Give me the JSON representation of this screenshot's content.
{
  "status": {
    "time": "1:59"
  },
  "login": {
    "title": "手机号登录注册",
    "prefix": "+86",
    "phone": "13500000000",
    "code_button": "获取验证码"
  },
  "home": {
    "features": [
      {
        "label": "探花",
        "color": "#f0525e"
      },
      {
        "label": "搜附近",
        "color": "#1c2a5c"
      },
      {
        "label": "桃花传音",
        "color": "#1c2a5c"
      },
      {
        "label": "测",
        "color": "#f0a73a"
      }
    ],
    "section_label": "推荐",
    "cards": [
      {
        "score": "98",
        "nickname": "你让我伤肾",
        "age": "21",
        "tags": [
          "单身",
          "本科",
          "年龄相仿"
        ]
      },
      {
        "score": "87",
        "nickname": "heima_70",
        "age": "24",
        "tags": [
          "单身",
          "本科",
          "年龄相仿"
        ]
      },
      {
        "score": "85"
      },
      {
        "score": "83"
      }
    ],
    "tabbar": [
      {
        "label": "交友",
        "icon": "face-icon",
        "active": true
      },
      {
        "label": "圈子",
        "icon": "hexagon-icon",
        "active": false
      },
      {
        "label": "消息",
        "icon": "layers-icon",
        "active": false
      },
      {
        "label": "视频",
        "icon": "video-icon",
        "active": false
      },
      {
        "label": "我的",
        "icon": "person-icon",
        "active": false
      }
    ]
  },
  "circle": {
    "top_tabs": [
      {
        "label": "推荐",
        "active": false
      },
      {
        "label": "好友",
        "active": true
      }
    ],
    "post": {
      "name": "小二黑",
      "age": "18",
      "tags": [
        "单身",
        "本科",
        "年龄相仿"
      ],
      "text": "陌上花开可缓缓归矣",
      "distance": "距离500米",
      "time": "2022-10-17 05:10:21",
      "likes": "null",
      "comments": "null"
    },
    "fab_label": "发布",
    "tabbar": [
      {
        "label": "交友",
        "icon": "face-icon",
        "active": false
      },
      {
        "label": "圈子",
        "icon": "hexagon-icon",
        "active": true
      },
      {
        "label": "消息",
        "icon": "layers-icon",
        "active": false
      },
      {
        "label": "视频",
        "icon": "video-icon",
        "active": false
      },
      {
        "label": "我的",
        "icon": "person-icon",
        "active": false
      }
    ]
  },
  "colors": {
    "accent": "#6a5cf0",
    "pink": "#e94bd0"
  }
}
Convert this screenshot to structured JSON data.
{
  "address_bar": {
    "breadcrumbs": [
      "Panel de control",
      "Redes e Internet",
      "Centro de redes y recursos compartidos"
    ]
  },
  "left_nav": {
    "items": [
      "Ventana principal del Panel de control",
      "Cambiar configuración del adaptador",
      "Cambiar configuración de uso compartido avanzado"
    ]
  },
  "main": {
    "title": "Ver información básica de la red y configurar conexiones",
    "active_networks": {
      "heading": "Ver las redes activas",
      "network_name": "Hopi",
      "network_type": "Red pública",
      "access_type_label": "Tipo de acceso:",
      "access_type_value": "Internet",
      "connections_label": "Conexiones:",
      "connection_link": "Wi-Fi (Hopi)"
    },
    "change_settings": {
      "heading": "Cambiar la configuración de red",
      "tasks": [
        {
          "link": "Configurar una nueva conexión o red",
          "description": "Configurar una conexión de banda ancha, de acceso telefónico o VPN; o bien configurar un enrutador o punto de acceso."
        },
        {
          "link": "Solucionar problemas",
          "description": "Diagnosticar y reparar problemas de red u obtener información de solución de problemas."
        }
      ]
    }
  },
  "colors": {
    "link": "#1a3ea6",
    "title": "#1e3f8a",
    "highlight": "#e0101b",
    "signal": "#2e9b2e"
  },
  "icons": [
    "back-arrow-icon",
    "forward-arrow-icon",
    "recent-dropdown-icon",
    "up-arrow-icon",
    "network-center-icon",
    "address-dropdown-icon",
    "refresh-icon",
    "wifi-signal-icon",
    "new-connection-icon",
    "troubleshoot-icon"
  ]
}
---
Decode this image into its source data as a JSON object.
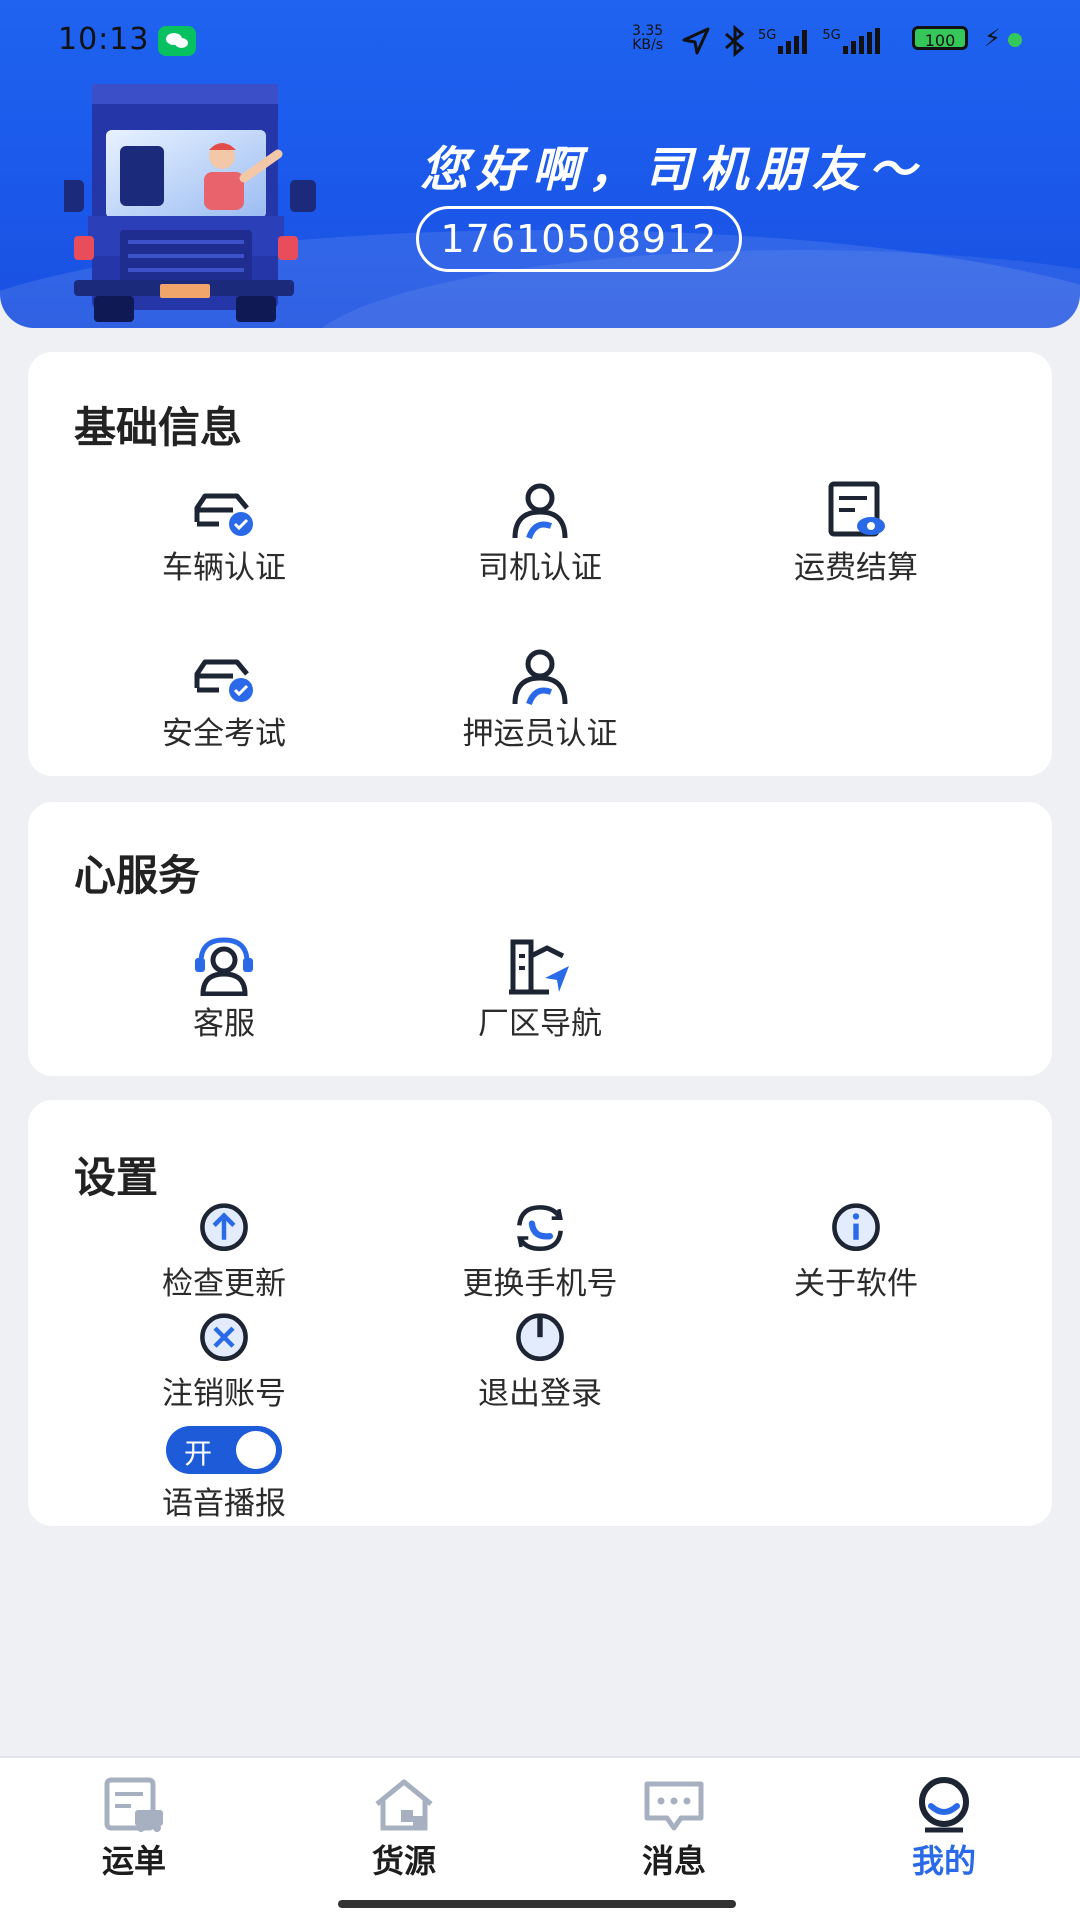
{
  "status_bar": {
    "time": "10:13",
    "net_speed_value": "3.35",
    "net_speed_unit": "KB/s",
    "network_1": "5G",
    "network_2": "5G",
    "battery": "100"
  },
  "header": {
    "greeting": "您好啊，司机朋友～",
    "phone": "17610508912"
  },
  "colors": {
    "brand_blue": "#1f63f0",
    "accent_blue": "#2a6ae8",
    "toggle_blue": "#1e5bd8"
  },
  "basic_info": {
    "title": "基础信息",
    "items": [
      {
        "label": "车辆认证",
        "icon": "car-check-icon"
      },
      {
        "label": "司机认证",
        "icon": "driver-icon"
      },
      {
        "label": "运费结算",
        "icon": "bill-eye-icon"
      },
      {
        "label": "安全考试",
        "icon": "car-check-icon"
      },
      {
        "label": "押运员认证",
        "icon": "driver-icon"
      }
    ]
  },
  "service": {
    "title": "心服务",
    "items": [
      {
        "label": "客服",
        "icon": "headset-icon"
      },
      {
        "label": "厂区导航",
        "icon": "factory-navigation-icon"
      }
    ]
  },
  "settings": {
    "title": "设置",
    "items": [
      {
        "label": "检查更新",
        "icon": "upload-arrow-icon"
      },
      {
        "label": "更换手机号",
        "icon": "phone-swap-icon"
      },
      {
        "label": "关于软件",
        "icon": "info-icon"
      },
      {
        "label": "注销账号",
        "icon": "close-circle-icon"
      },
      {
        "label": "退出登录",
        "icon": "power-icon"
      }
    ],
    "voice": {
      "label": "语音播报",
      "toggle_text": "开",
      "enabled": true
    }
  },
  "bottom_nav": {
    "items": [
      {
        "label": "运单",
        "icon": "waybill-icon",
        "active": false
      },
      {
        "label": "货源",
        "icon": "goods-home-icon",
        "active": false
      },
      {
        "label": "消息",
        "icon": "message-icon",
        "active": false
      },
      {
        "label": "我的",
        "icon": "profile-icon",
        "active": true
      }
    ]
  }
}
---
Every line that holds the word "title" counts once; state the total number of such lines and nothing else.

• _Solution_
6